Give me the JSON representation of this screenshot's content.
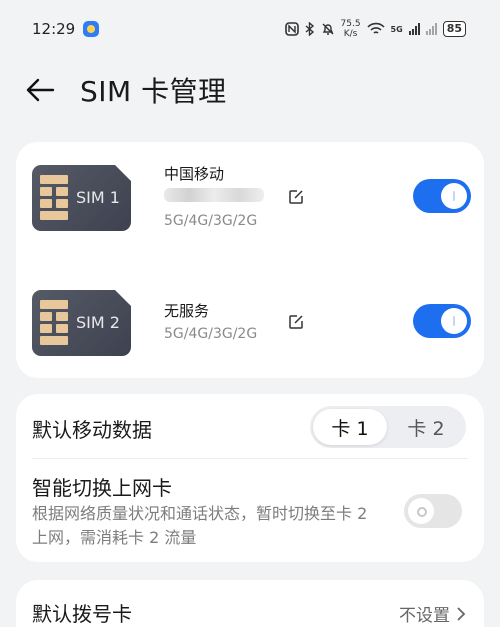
{
  "status_bar": {
    "time": "12:29",
    "net_speed_value": "75.5",
    "net_speed_unit": "K/s",
    "signal_label": "5G",
    "battery": "85",
    "icons": [
      "nfc-icon",
      "bluetooth-icon",
      "mute-icon",
      "wifi-icon",
      "signal-icon",
      "battery-icon"
    ]
  },
  "header": {
    "title": "SIM 卡管理",
    "back_icon": "arrow-left-icon"
  },
  "sims": [
    {
      "chip_label": "SIM 1",
      "carrier": "中国移动",
      "network_types": "5G/4G/3G/2G",
      "enabled": true
    },
    {
      "chip_label": "SIM 2",
      "carrier": "无服务",
      "network_types": "5G/4G/3G/2G",
      "enabled": true
    }
  ],
  "default_data": {
    "label": "默认移动数据",
    "options": [
      "卡 1",
      "卡 2"
    ],
    "selected": "卡 1"
  },
  "smart_switch": {
    "label": "智能切换上网卡",
    "description": "根据网络质量状况和通话状态，暂时切换至卡 2 上网，需消耗卡 2 流量",
    "enabled": false
  },
  "default_dial": {
    "label": "默认拨号卡",
    "value": "不设置"
  },
  "colors": {
    "accent": "#1e6ff0",
    "background": "#f1f3f5",
    "card": "#ffffff"
  }
}
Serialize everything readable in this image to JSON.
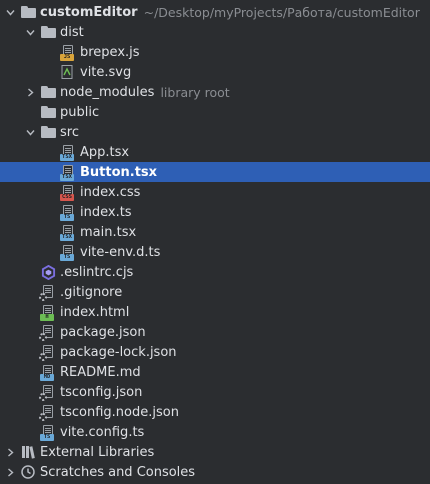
{
  "tree": [
    {
      "key": "root",
      "label": "customEditor",
      "hint": "~/Desktop/myProjects/Работа/customEditor",
      "type": "folder",
      "bold": true,
      "depth": 0,
      "expanded": true
    },
    {
      "key": "dist",
      "label": "dist",
      "type": "folder",
      "depth": 1,
      "expanded": true
    },
    {
      "key": "brepex",
      "label": "brepex.js",
      "type": "file",
      "tag": "JS",
      "tagColor": "#d9a43b",
      "depth": 2
    },
    {
      "key": "vitesvg",
      "label": "vite.svg",
      "type": "svg",
      "depth": 2
    },
    {
      "key": "nodemodules",
      "label": "node_modules",
      "hint": "library root",
      "type": "folder",
      "depth": 1,
      "expanded": false
    },
    {
      "key": "public",
      "label": "public",
      "type": "folder",
      "depth": 1
    },
    {
      "key": "src",
      "label": "src",
      "type": "folder",
      "depth": 1,
      "expanded": true
    },
    {
      "key": "apptsx",
      "label": "App.tsx",
      "type": "file",
      "tag": "TSX",
      "tagColor": "#6aa9d8",
      "depth": 2
    },
    {
      "key": "buttontsx",
      "label": "Button.tsx",
      "type": "file",
      "tag": "TSX",
      "tagColor": "#6aa9d8",
      "depth": 2,
      "selected": true
    },
    {
      "key": "indexcss",
      "label": "index.css",
      "type": "file",
      "tag": "CSS",
      "tagColor": "#d6564d",
      "depth": 2
    },
    {
      "key": "indexts",
      "label": "index.ts",
      "type": "file",
      "tag": "TS",
      "tagColor": "#6aa9d8",
      "depth": 2
    },
    {
      "key": "maintsx",
      "label": "main.tsx",
      "type": "file",
      "tag": "TSX",
      "tagColor": "#6aa9d8",
      "depth": 2
    },
    {
      "key": "viteenv",
      "label": "vite-env.d.ts",
      "type": "file",
      "tag": "TS",
      "tagColor": "#6aa9d8",
      "depth": 2
    },
    {
      "key": "eslintrc",
      "label": ".eslintrc.cjs",
      "type": "eslint",
      "depth": 1
    },
    {
      "key": "gitignore",
      "label": ".gitignore",
      "type": "config",
      "depth": 1
    },
    {
      "key": "indexhtml",
      "label": "index.html",
      "type": "file",
      "tag": "H",
      "tagColor": "#6cbd54",
      "depth": 1
    },
    {
      "key": "packagejson",
      "label": "package.json",
      "type": "config",
      "depth": 1
    },
    {
      "key": "packagelock",
      "label": "package-lock.json",
      "type": "config",
      "depth": 1
    },
    {
      "key": "readme",
      "label": "README.md",
      "type": "file",
      "tag": "MD",
      "tagColor": "#6aa9d8",
      "depth": 1
    },
    {
      "key": "tsconfig",
      "label": "tsconfig.json",
      "type": "config",
      "depth": 1
    },
    {
      "key": "tsconfignode",
      "label": "tsconfig.node.json",
      "type": "config",
      "depth": 1
    },
    {
      "key": "viteconfig",
      "label": "vite.config.ts",
      "type": "file",
      "tag": "TS",
      "tagColor": "#6aa9d8",
      "depth": 1
    },
    {
      "key": "extlibs",
      "label": "External Libraries",
      "type": "libraries",
      "depth": 0,
      "expanded": false
    },
    {
      "key": "scratches",
      "label": "Scratches and Consoles",
      "type": "scratches",
      "depth": 0,
      "expanded": false
    }
  ]
}
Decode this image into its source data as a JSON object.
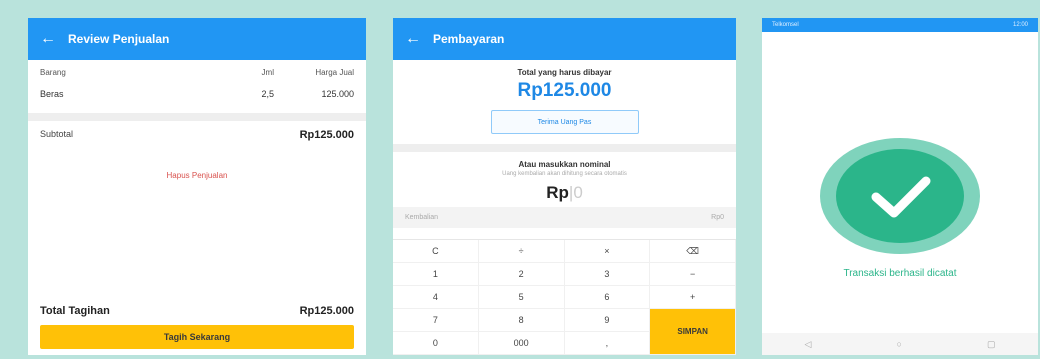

* Work to do
Write out every entry again word for word, without any of the pictures.

* Solution for this task
Give me the JSON representation of this screenshot's content.
{
  "status_bar": {
    "time": "12:29",
    "net_speed_value": "75.5",
    "net_speed_unit": "K/s",
    "signal_label": "5G",
    "battery": "85",
    "icons": [
      "nfc-icon",
      "bluetooth-icon",
      "mute-icon",
      "wifi-icon",
      "signal-icon",
      "battery-icon"
    ]
  },
  "header": {
    "title": "SIM 卡管理",
    "back_icon": "arrow-left-icon"
  },
  "sims": [
    {
      "chip_label": "SIM 1",
      "carrier": "中国移动",
      "network_types": "5G/4G/3G/2G",
      "enabled": true
    },
    {
      "chip_label": "SIM 2",
      "carrier": "无服务",
      "network_types": "5G/4G/3G/2G",
      "enabled": true
    }
  ],
  "default_data": {
    "label": "默认移动数据",
    "options": [
      "卡 1",
      "卡 2"
    ],
    "selected": "卡 1"
  },
  "smart_switch": {
    "label": "智能切换上网卡",
    "description": "根据网络质量状况和通话状态，暂时切换至卡 2 上网，需消耗卡 2 流量",
    "enabled": false
  },
  "default_dial": {
    "label": "默认拨号卡",
    "value": "不设置"
  },
  "colors": {
    "accent": "#1e6ff0",
    "background": "#f1f3f5",
    "card": "#ffffff"
  }
}
Serialize everything readable in this image to JSON.
{
  "tree": [
    {
      "key": "root",
      "label": "customEditor",
      "hint": "~/Desktop/myProjects/Работа/customEditor",
      "type": "folder",
      "bold": true,
      "depth": 0,
      "expanded": true
    },
    {
      "key": "dist",
      "label": "dist",
      "type": "folder",
      "depth": 1,
      "expanded": true
    },
    {
      "key": "brepex",
      "label": "brepex.js",
      "type": "file",
      "tag": "JS",
      "tagColor": "#d9a43b",
      "depth": 2
    },
    {
      "key": "vitesvg",
      "label": "vite.svg",
      "type": "svg",
      "depth": 2
    },
    {
      "key": "nodemodules",
      "label": "node_modules",
      "hint": "library root",
      "type": "folder",
      "depth": 1,
      "expanded": false
    },
    {
      "key": "public",
      "label": "public",
      "type": "folder",
      "depth": 1
    },
    {
      "key": "src",
      "label": "src",
      "type": "folder",
      "depth": 1,
      "expanded": true
    },
    {
      "key": "apptsx",
      "label": "App.tsx",
      "type": "file",
      "tag": "TSX",
      "tagColor": "#6aa9d8",
      "depth": 2
    },
    {
      "key": "buttontsx",
      "label": "Button.tsx",
      "type": "file",
      "tag": "TSX",
      "tagColor": "#6aa9d8",
      "depth": 2,
      "selected": true
    },
    {
      "key": "indexcss",
      "label": "index.css",
      "type": "file",
      "tag": "CSS",
      "tagColor": "#d6564d",
      "depth": 2
    },
    {
      "key": "indexts",
      "label": "index.ts",
      "type": "file",
      "tag": "TS",
      "tagColor": "#6aa9d8",
      "depth": 2
    },
    {
      "key": "maintsx",
      "label": "main.tsx",
      "type": "file",
      "tag": "TSX",
      "tagColor": "#6aa9d8",
      "depth": 2
    },
    {
      "key": "viteenv",
      "label": "vite-env.d.ts",
      "type": "file",
      "tag": "TS",
      "tagColor": "#6aa9d8",
      "depth": 2
    },
    {
      "key": "eslintrc",
      "label": ".eslintrc.cjs",
      "type": "eslint",
      "depth": 1
    },
    {
      "key": "gitignore",
      "label": ".gitignore",
      "type": "config",
      "depth": 1
    },
    {
      "key": "indexhtml",
      "label": "index.html",
      "type": "file",
      "tag": "H",
      "tagColor": "#6cbd54",
      "depth": 1
    },
    {
      "key": "packagejson",
      "label": "package.json",
      "type": "config",
      "depth": 1
    },
    {
      "key": "packagelock",
      "label": "package-lock.json",
      "type": "config",
      "depth": 1
    },
    {
      "key": "readme",
      "label": "README.md",
      "type": "file",
      "tag": "MD",
      "tagColor": "#6aa9d8",
      "depth": 1
    },
    {
      "key": "tsconfig",
      "label": "tsconfig.json",
      "type": "config",
      "depth": 1
    },
    {
      "key": "tsconfignode",
      "label": "tsconfig.node.json",
      "type": "config",
      "depth": 1
    },
    {
      "key": "viteconfig",
      "label": "vite.config.ts",
      "type": "file",
      "tag": "TS",
      "tagColor": "#6aa9d8",
      "depth": 1
    },
    {
      "key": "extlibs",
      "label": "External Libraries",
      "type": "libraries",
      "depth": 0,
      "expanded": false
    },
    {
      "key": "scratches",
      "label": "Scratches and Consoles",
      "type": "scratches",
      "depth": 0,
      "expanded": false
    }
  ]
}
Decode this image into its source data as a JSON object.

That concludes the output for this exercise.